-- Start SUPPLIED RECORDS --

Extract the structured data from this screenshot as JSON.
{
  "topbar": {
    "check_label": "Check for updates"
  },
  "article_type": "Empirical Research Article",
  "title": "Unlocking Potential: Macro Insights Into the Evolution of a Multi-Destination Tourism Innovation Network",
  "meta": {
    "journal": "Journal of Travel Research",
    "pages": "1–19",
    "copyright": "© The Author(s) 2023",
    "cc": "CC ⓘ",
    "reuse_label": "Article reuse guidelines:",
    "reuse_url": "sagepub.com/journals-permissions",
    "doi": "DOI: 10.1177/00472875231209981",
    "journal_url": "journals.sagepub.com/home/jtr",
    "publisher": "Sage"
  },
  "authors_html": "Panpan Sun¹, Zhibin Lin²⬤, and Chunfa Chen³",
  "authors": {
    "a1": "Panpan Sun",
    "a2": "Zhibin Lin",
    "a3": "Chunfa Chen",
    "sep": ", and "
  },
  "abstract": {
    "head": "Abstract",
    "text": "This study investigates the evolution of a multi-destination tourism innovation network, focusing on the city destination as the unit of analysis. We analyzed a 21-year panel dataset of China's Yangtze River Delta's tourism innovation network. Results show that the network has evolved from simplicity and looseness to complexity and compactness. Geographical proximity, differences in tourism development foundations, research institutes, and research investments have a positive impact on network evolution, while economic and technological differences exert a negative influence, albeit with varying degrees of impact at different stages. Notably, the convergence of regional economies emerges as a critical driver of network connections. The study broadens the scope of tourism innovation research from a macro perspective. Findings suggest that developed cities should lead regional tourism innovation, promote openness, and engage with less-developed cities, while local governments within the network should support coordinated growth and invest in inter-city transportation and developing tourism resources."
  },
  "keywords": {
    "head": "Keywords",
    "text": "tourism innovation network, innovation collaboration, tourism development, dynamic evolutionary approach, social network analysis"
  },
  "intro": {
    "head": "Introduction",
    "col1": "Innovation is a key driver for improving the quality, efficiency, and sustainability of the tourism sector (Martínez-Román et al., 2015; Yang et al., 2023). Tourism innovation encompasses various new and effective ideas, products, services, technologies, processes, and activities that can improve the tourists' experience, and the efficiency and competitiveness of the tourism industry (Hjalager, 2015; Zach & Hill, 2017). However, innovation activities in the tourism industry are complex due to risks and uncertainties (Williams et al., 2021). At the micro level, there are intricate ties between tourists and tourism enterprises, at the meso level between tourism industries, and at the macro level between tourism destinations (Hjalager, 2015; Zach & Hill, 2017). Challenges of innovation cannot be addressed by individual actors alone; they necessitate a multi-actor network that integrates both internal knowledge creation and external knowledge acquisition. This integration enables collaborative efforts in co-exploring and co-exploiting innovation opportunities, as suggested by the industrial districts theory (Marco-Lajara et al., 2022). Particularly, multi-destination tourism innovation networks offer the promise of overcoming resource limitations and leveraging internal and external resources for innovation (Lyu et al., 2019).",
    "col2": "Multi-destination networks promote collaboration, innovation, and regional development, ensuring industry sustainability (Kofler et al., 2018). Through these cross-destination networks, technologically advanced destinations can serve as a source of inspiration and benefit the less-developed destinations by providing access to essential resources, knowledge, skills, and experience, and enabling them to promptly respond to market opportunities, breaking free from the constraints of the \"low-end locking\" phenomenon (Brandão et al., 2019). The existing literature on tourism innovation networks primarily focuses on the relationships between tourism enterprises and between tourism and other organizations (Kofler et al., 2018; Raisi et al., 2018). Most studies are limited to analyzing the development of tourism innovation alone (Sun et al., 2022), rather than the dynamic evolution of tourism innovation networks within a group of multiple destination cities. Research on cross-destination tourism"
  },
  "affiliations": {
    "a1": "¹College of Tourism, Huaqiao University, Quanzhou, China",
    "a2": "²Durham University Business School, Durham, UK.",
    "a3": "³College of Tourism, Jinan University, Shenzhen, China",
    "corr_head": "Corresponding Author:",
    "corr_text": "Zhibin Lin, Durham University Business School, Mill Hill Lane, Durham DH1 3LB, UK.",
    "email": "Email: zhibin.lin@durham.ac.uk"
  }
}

-- End SUPPLIED RECORDS --

▶ [TASK BRIEF] Transcribe the material above word for word.

▶ [SOLUTION]
Extract the structured data from this screenshot as JSON.
{
  "topbar": {
    "check_label": "Check for updates"
  },
  "article_type": "Empirical Research Article",
  "title": "Unlocking Potential: Macro Insights Into the Evolution of a Multi-Destination Tourism Innovation Network",
  "meta": {
    "journal": "Journal of Travel Research",
    "pages": "1–19",
    "copyright": "© The Author(s) 2023",
    "cc": "CC ⓘ",
    "reuse_label": "Article reuse guidelines:",
    "reuse_url": "sagepub.com/journals-permissions",
    "doi": "DOI: 10.1177/00472875231209981",
    "journal_url": "journals.sagepub.com/home/jtr",
    "publisher": "Sage"
  },
  "authors_html": "Panpan Sun¹, Zhibin Lin²⬤, and Chunfa Chen³",
  "authors": {
    "a1": "Panpan Sun",
    "a2": "Zhibin Lin",
    "a3": "Chunfa Chen",
    "sep": ", and "
  },
  "abstract": {
    "head": "Abstract",
    "text": "This study investigates the evolution of a multi-destination tourism innovation network, focusing on the city destination as the unit of analysis. We analyzed a 21-year panel dataset of China's Yangtze River Delta's tourism innovation network. Results show that the network has evolved from simplicity and looseness to complexity and compactness. Geographical proximity, differences in tourism development foundations, research institutes, and research investments have a positive impact on network evolution, while economic and technological differences exert a negative influence, albeit with varying degrees of impact at different stages. Notably, the convergence of regional economies emerges as a critical driver of network connections. The study broadens the scope of tourism innovation research from a macro perspective. Findings suggest that developed cities should lead regional tourism innovation, promote openness, and engage with less-developed cities, while local governments within the network should support coordinated growth and invest in inter-city transportation and developing tourism resources."
  },
  "keywords": {
    "head": "Keywords",
    "text": "tourism innovation network, innovation collaboration, tourism development, dynamic evolutionary approach, social network analysis"
  },
  "intro": {
    "head": "Introduction",
    "col1": "Innovation is a key driver for improving the quality, efficiency, and sustainability of the tourism sector (Martínez-Román et al., 2015; Yang et al., 2023). Tourism innovation encompasses various new and effective ideas, products, services, technologies, processes, and activities that can improve the tourists' experience, and the efficiency and competitiveness of the tourism industry (Hjalager, 2015; Zach & Hill, 2017). However, innovation activities in the tourism industry are complex due to risks and uncertainties (Williams et al., 2021). At the micro level, there are intricate ties between tourists and tourism enterprises, at the meso level between tourism industries, and at the macro level between tourism destinations (Hjalager, 2015; Zach & Hill, 2017). Challenges of innovation cannot be addressed by individual actors alone; they necessitate a multi-actor network that integrates both internal knowledge creation and external knowledge acquisition. This integration enables collaborative efforts in co-exploring and co-exploiting innovation opportunities, as suggested by the industrial districts theory (Marco-Lajara et al., 2022). Particularly, multi-destination tourism innovation networks offer the promise of overcoming resource limitations and leveraging internal and external resources for innovation (Lyu et al., 2019).",
    "col2": "Multi-destination networks promote collaboration, innovation, and regional development, ensuring industry sustainability (Kofler et al., 2018). Through these cross-destination networks, technologically advanced destinations can serve as a source of inspiration and benefit the less-developed destinations by providing access to essential resources, knowledge, skills, and experience, and enabling them to promptly respond to market opportunities, breaking free from the constraints of the \"low-end locking\" phenomenon (Brandão et al., 2019). The existing literature on tourism innovation networks primarily focuses on the relationships between tourism enterprises and between tourism and other organizations (Kofler et al., 2018; Raisi et al., 2018). Most studies are limited to analyzing the development of tourism innovation alone (Sun et al., 2022), rather than the dynamic evolution of tourism innovation networks within a group of multiple destination cities. Research on cross-destination tourism"
  },
  "affiliations": {
    "a1": "¹College of Tourism, Huaqiao University, Quanzhou, China",
    "a2": "²Durham University Business School, Durham, UK.",
    "a3": "³College of Tourism, Jinan University, Shenzhen, China",
    "corr_head": "Corresponding Author:",
    "corr_text": "Zhibin Lin, Durham University Business School, Mill Hill Lane, Durham DH1 3LB, UK.",
    "email": "Email: zhibin.lin@durham.ac.uk"
  }
}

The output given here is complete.